Copy down every line where the string "使用指定的远程桌面许可证服务器" shows up.

# # # # # # #

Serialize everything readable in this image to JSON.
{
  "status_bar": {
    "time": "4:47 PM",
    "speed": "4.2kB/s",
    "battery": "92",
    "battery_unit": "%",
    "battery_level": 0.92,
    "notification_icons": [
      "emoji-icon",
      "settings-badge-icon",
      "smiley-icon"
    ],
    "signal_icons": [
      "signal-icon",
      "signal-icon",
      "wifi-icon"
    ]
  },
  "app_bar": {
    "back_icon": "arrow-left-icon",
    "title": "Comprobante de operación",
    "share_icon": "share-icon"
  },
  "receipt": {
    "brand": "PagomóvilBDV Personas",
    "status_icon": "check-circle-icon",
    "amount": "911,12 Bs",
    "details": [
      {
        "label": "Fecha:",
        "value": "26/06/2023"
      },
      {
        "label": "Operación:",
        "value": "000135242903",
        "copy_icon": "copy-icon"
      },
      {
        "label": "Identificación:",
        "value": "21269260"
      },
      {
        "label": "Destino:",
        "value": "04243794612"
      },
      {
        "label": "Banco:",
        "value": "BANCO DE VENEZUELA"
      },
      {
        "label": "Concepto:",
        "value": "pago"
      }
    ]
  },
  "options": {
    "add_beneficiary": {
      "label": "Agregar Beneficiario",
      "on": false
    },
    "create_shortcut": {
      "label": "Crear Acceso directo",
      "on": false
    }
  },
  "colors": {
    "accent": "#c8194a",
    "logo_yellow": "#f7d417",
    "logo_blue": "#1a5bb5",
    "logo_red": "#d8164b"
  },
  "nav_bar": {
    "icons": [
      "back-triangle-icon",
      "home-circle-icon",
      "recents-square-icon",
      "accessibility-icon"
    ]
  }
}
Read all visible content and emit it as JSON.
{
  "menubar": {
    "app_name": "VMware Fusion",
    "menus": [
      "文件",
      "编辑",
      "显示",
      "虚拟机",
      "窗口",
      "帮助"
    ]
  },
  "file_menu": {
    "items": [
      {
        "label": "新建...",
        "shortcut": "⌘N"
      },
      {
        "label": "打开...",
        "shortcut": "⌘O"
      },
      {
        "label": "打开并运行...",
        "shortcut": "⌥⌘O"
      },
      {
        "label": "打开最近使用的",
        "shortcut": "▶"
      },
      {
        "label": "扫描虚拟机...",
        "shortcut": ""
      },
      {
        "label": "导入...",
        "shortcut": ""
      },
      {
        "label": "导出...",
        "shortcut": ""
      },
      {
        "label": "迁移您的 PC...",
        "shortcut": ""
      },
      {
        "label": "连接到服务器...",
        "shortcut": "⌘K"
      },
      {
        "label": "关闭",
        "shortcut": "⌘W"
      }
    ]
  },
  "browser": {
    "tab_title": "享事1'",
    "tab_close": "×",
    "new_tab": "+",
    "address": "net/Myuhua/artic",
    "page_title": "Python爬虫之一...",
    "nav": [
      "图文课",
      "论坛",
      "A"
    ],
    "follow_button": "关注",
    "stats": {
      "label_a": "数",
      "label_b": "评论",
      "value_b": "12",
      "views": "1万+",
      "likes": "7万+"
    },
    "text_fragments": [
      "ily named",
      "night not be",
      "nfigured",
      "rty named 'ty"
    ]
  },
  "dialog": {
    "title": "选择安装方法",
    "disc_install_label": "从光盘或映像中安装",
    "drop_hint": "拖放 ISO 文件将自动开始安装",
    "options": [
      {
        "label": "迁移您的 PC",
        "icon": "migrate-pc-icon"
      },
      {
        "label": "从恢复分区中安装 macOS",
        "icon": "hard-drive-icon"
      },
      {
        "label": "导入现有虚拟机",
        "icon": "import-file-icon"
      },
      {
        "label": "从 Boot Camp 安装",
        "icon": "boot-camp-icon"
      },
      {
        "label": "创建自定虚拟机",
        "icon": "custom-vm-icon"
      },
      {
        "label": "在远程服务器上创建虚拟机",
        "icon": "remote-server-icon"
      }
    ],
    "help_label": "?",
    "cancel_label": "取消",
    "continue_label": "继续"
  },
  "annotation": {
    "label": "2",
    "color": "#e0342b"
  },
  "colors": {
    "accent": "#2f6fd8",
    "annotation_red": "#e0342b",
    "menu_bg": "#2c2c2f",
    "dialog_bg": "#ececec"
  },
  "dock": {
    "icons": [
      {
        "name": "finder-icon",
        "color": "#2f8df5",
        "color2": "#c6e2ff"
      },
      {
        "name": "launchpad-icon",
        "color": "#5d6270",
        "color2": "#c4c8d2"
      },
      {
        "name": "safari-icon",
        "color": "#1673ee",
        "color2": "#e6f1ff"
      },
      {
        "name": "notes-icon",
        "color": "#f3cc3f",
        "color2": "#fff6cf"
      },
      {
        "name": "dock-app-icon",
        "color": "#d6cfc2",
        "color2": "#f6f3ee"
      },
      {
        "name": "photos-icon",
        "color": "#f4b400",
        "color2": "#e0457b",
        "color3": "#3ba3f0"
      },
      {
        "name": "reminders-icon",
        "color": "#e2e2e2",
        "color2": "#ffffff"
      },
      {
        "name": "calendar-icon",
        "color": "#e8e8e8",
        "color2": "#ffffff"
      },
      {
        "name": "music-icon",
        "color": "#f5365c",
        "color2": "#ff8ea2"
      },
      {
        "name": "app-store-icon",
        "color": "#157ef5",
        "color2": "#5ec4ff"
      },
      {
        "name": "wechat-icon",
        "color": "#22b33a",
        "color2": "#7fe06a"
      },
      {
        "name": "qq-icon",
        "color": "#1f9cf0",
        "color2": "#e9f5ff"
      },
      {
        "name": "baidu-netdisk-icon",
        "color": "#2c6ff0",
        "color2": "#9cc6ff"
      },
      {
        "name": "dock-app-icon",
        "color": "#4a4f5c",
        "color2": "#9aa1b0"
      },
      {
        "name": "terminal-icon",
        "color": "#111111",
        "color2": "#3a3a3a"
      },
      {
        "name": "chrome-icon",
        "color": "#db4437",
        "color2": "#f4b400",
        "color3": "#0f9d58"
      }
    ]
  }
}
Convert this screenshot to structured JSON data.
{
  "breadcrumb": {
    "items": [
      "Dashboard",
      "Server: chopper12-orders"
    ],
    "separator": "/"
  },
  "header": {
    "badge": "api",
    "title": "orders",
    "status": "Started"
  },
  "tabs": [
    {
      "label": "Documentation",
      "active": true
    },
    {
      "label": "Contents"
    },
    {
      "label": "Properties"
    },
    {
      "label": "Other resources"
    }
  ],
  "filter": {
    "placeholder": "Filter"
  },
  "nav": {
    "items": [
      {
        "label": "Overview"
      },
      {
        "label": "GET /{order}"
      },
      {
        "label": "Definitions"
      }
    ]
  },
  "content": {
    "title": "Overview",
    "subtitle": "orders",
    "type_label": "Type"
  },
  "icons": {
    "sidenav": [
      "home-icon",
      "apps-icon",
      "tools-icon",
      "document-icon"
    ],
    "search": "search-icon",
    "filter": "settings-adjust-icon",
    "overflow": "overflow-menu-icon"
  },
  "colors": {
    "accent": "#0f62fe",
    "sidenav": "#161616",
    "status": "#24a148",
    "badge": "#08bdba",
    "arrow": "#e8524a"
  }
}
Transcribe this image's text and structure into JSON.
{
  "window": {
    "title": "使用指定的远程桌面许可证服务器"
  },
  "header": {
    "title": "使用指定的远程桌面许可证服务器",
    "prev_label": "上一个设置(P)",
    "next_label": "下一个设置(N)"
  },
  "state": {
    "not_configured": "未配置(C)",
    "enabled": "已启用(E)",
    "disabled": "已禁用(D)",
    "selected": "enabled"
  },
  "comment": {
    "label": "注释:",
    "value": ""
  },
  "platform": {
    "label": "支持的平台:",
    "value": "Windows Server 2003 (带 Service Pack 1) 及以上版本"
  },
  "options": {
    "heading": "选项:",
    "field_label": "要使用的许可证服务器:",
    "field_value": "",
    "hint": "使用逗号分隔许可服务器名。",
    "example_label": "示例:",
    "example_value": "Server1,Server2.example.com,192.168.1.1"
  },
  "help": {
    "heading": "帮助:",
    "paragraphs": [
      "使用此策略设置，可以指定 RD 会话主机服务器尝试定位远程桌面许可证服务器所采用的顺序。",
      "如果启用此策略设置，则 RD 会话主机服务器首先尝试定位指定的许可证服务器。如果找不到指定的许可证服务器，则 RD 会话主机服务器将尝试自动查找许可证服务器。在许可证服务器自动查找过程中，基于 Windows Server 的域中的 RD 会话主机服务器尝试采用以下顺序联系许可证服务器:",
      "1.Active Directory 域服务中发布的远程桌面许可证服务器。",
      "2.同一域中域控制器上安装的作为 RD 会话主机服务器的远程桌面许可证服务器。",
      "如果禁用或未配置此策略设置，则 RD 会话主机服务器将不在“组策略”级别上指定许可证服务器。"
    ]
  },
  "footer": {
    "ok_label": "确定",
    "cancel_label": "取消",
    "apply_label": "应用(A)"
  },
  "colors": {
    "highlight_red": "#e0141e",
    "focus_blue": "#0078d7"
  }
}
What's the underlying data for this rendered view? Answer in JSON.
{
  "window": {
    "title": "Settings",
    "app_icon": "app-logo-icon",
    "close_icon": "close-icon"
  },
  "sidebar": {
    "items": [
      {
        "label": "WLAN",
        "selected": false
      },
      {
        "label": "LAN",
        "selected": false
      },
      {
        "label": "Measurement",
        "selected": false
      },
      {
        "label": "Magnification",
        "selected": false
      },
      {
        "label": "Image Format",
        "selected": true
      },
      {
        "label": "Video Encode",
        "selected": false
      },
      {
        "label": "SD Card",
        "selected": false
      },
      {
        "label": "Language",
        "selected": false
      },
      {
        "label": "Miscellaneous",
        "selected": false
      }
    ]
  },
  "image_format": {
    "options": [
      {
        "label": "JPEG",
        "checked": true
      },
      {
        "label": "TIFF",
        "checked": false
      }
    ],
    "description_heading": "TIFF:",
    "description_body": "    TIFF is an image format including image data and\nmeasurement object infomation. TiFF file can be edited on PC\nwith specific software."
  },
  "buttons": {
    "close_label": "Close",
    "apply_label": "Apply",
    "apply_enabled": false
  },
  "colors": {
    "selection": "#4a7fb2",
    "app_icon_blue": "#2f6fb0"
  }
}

# # # # # # #

#### TASK ANSWER
    "title": "使用指定的远程桌面许可证服务器"
    "title": "使用指定的远程桌面许可证服务器",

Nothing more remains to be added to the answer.